> [BRIEF] Lines containing the string "Arrests" are to be counted; report the total by itself.

> [ENTRIES SHOWN]

::::::::

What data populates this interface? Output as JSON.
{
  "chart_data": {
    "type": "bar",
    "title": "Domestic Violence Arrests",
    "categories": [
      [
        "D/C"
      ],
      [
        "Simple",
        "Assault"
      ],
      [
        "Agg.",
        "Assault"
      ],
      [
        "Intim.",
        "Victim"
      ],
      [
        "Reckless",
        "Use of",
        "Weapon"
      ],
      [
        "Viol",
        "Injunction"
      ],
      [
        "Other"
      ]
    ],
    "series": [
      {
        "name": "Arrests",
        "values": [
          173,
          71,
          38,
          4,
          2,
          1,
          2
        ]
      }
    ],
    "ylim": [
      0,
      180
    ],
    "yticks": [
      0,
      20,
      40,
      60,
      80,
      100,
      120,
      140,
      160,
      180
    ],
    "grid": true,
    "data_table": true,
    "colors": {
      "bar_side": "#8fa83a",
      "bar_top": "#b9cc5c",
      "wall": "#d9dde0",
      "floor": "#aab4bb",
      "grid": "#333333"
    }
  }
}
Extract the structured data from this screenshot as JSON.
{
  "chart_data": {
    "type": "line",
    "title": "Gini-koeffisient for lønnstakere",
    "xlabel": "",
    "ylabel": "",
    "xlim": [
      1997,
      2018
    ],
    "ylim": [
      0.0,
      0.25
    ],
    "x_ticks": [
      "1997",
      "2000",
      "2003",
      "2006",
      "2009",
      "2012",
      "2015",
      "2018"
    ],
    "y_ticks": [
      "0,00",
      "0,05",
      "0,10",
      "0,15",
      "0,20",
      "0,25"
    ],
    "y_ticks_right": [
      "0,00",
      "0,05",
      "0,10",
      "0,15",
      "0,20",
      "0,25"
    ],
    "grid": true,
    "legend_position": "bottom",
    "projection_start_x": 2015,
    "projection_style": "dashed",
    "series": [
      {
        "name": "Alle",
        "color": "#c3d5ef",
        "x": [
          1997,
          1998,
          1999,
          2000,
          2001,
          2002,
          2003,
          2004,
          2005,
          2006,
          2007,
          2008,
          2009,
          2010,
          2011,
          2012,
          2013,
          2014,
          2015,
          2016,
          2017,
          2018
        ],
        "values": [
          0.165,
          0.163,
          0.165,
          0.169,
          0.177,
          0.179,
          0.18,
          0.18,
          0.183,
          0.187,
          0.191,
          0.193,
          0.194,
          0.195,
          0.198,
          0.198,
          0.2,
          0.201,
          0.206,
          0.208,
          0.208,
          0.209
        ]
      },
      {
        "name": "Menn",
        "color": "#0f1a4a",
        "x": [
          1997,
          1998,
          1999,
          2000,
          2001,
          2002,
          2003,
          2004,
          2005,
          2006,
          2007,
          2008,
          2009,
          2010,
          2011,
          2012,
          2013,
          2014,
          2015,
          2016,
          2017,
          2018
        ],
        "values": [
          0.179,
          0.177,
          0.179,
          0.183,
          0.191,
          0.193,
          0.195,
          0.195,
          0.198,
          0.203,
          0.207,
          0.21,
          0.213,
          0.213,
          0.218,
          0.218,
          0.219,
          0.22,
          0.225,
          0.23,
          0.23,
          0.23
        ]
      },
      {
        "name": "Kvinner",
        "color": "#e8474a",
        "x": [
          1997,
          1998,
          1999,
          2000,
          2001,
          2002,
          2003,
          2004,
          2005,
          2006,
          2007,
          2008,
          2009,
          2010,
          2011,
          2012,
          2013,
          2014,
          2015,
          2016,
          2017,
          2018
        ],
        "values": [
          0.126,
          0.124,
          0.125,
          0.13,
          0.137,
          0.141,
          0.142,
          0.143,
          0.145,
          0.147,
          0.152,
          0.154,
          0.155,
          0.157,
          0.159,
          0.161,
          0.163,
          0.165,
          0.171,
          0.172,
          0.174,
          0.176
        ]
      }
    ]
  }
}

::::::::

> [RESPONSE BELOW] 2